■ **WHAT YOU SHOULD DO**: In the entries below, identify every line with the string "alla" and copy it.

>> BEGIN

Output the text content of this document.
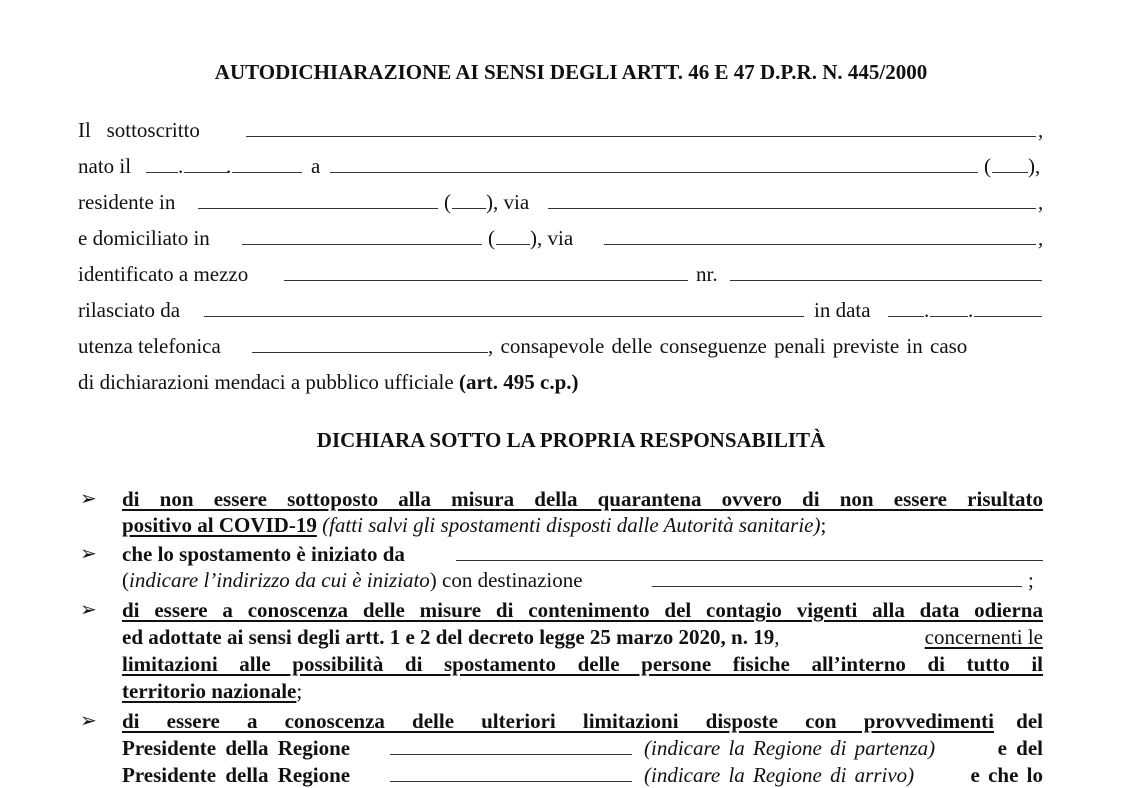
AUTODICHIARAZIONE AI SENSI DEGLI ARTT. 46 E 47 D.P.R. N. 445/2000
Il   sottoscritto	,
nato il . .	a	( ),
residente in	( ), via	,
e domiciliato in	( ), via	,
identificato a mezzo	nr.
rilasciato da	in data	. .
utenza telefonica	, consapevole delle conseguenze penali previste in caso
di dichiarazioni mendaci a pubblico ufficiale (art. 495 c.p.)
DICHIARA SOTTO LA PROPRIA RESPONSABILITÀ
➢ di non essere sottoposto alla misura della quarantena ovvero di non essere risultato
positivo al COVID-19 (fatti salvi gli spostamenti disposti dalle Autorità sanitarie);
➢ che lo spostamento è iniziato da
(indicare l’indirizzo da cui è iniziato) con destinazione	;
➢ di essere a conoscenza delle misure di contenimento del contagio vigenti alla data odierna
ed adottate ai sensi degli artt. 1 e 2 del decreto legge 25 marzo 2020, n. 19,	concernenti le
limitazioni alle possibilità di spostamento delle persone fisiche all’interno di tutto il
territorio nazionale;
➢ di essere a conoscenza delle ulteriori limitazioni disposte con provvedimenti del
Presidente della Regione	(indicare la Regione di partenza)	e del
Presidente della Regione	(indicare la Regione di arrivo)	e che lo
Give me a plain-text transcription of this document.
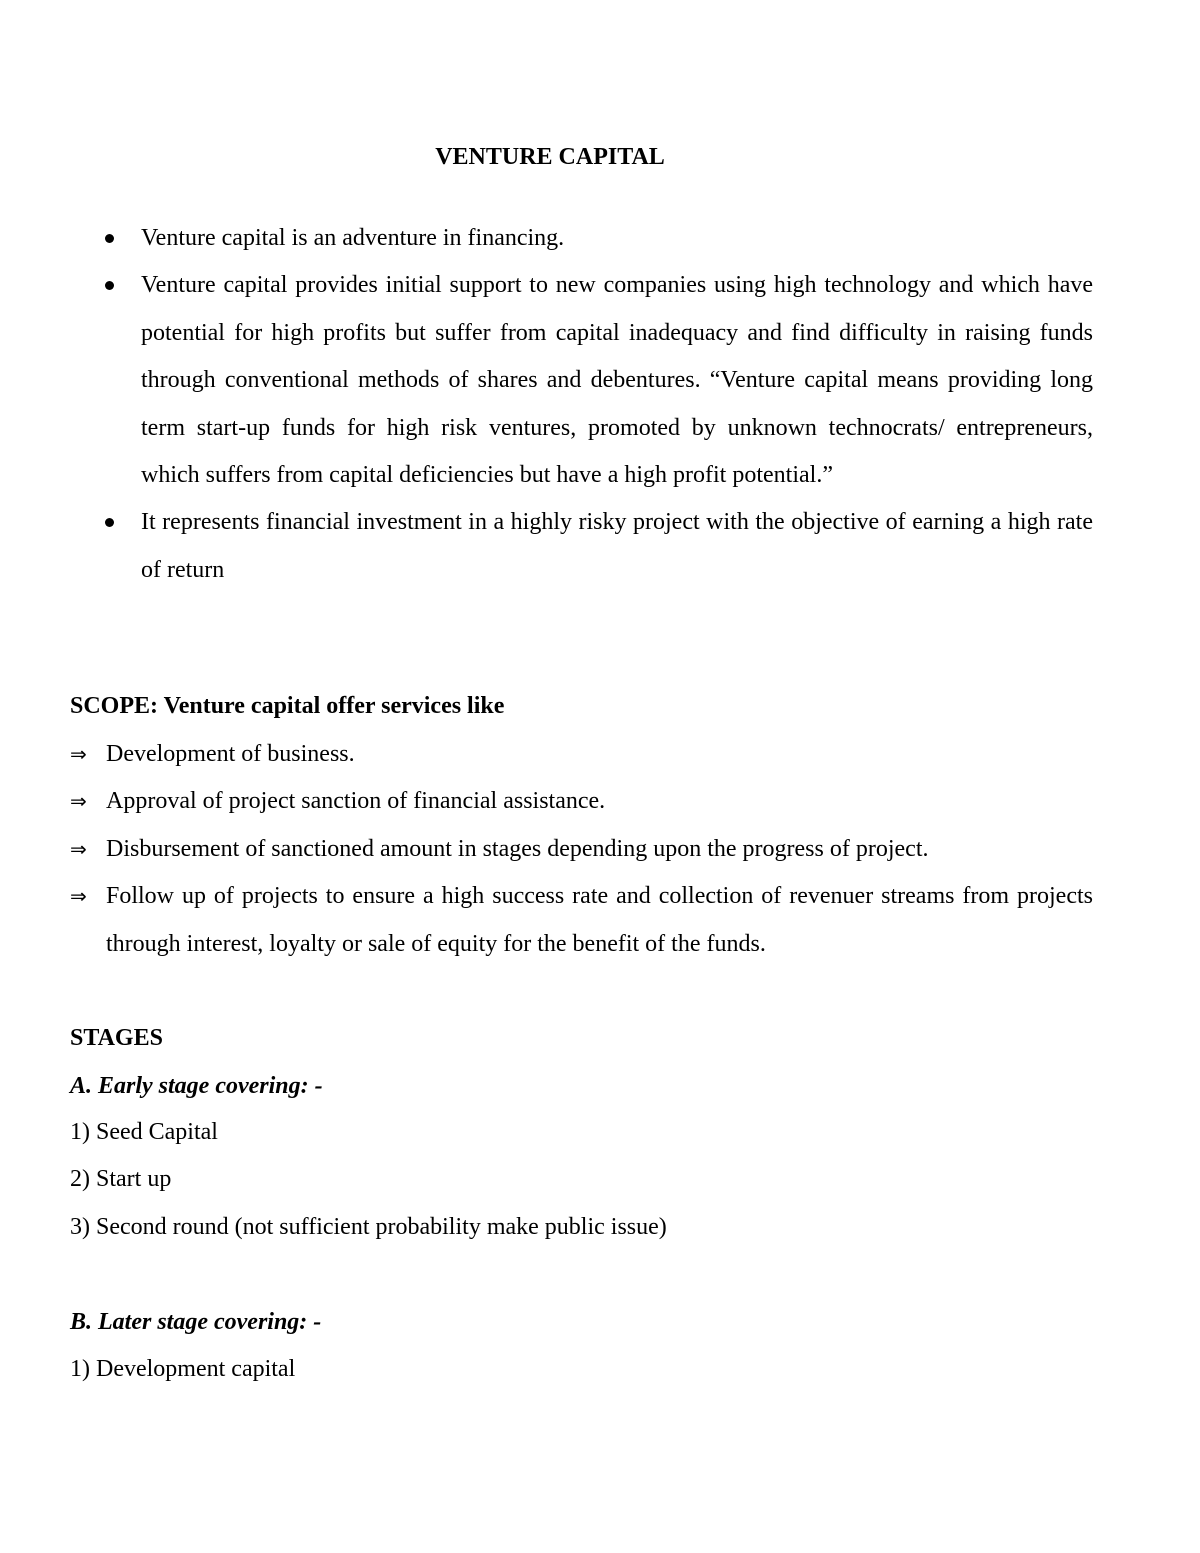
VENTURE CAPITAL
Venture capital is an adventure in financing.
Venture capital provides initial support to new companies using high technology and which have potential for high profits but suffer from capital inadequacy and find difficulty in raising funds through conventional methods of shares and debentures. “Venture capital means providing long term start-up funds for high risk ventures, promoted by unknown technocrats/ entrepreneurs, which suffers from capital deficiencies but have a high profit potential.”
It represents financial investment in a highly risky project with the objective of earning a high rate of return

SCOPE: Venture capital offer services like

⇒ Development of business.
⇒ Approval of project sanction of financial assistance.
⇒ Disbursement of sanctioned amount in stages depending upon the progress of project.
⇒ Follow up of projects to ensure a high success rate and collection of revenuer streams from projects through interest, loyalty or sale of equity for the benefit of the funds.

STAGES

A. Early stage covering: -

1) Seed Capital
2) Start up
3) Second round (not sufficient probability make public issue)

B. Later stage covering: -

1) Development capital
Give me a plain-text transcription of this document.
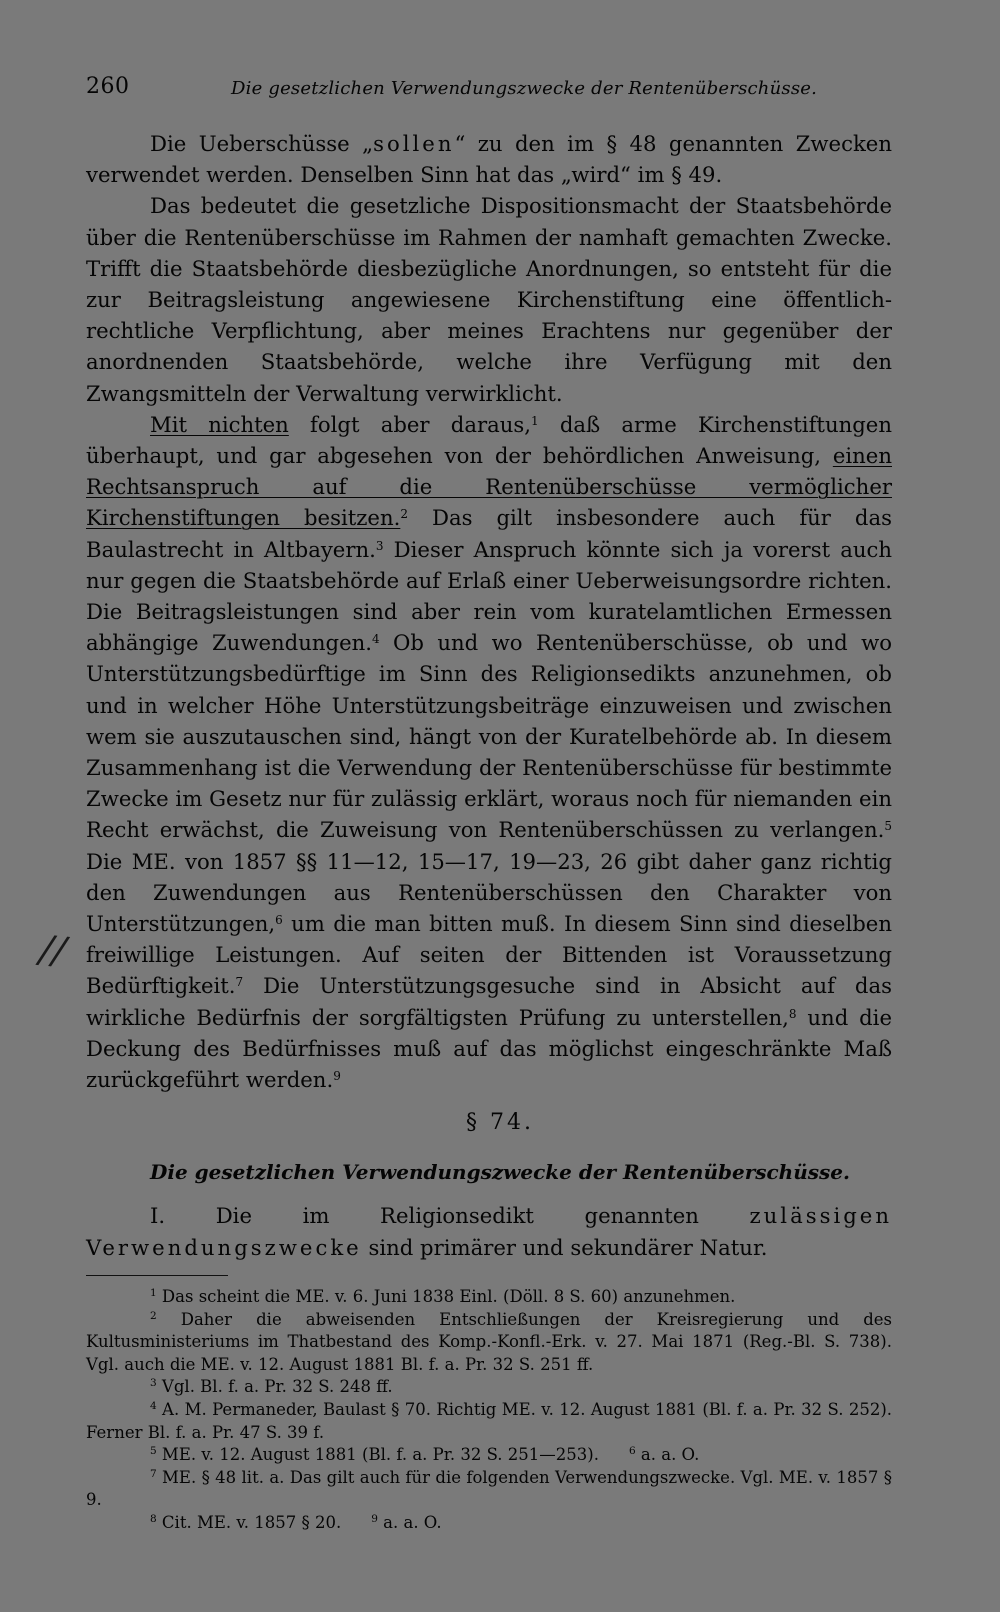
260	Die gesetzlichen Verwendungszwecke der Rentenüberschüsse.

Die Ueberschüsse „sollen“ zu den im § 48 genannten Zwecken verwendet werden. Denselben Sinn hat das „wird“ im § 49.

Das bedeutet die gesetzliche Dispositionsmacht der Staatsbehörde über die Rentenüberschüsse im Rahmen der namhaft gemachten Zwecke. Trifft die Staatsbehörde diesbezügliche Anordnungen, so entsteht für die zur Beitragsleistung angewiesene Kirchenstiftung eine öffentlich-rechtliche Verpflichtung, aber meines Erachtens nur gegenüber der anordnenden Staatsbehörde, welche ihre Verfügung mit den Zwangsmitteln der Verwaltung verwirklicht.

Mit nichten folgt aber daraus,$^1$ daß arme Kirchenstiftungen überhaupt, und gar abgesehen von der behördlichen Anweisung, einen Rechtsanspruch auf die Rentenüberschüsse vermöglicher Kirchenstiftungen besitzen.$^2$ Das gilt insbesondere auch für das Baulastrecht in Altbayern.$^3$ Dieser Anspruch könnte sich ja vorerst auch nur gegen die Staatsbehörde auf Erlaß einer Ueberweisungsordre richten. Die Beitragsleistungen sind aber rein vom kuratelamtlichen Ermessen abhängige Zuwendungen.$^4$ Ob und wo Rentenüberschüsse, ob und wo Unterstützungsbedürftige im Sinn des Religionsedikts anzunehmen, ob und in welcher Höhe Unterstützungsbeiträge einzuweisen und zwischen wem sie auszutauschen sind, hängt von der Kuratelbehörde ab. In diesem Zusammenhang ist die Verwendung der Rentenüberschüsse für bestimmte Zwecke im Gesetz nur für zulässig erklärt, woraus noch für niemanden ein Recht erwächst, die Zuweisung von Rentenüberschüssen zu verlangen.$^5$ Die ME. von 1857 §§ 11—12, 15—17, 19—23, 26 gibt daher ganz richtig den Zuwendungen aus Rentenüberschüssen den Charakter von Unterstützungen,$^6$ um die man bitten muß. In diesem Sinn sind dieselben freiwillige Leistungen. Auf seiten der Bittenden ist Voraussetzung Bedürftigkeit.$^7$ Die Unterstützungsgesuche sind in Absicht auf das wirkliche Bedürfnis der sorgfältigsten Prüfung zu unterstellen,$^8$ und die Deckung des Bedürfnisses muß auf das möglichst eingeschränkte Maß zurückgeführt werden.$^9$

§ 74.
Die gesetzlichen Verwendungszwecke der Rentenüberschüsse.

I. Die im Religionsedikt genannten zulässigen Verwendungszwecke sind primärer und sekundärer Natur.

$^1$ Das scheint die ME. v. 6. Juni 1838 Einl. (Döll. 8 S. 60) anzunehmen.

$^2$ Daher die abweisenden Entschließungen der Kreisregierung und des Kultusministeriums im Thatbestand des Komp.-Konfl.-Erk. v. 27. Mai 1871 (Reg.-Bl. S. 738). Vgl. auch die ME. v. 12. August 1881 Bl. f. a. Pr. 32 S. 251 ff.

$^3$ Vgl. Bl. f. a. Pr. 32 S. 248 ff.

$^4$ A. M. Permaneder, Baulast § 70. Richtig ME. v. 12. August 1881 (Bl. f. a. Pr. 32 S. 252). Ferner Bl. f. a. Pr. 47 S. 39 f.

$^5$ ME. v. 12. August 1881 (Bl. f. a. Pr. 32 S. 251—253).	$^6$ a. a. O.

$^7$ ME. § 48 lit. a. Das gilt auch für die folgenden Verwendungszwecke. Vgl. ME. v. 1857 § 9.

$^8$ Cit. ME. v. 1857 § 20.	$^9$ a. a. O.

//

>> END

■ **RESPONSE BELOW**:
➢ di non essere sottoposto alla misura della quarantena ovvero di non essere risultato
➢ di essere a conoscenza delle misure di contenimento del contagio vigenti alla data odierna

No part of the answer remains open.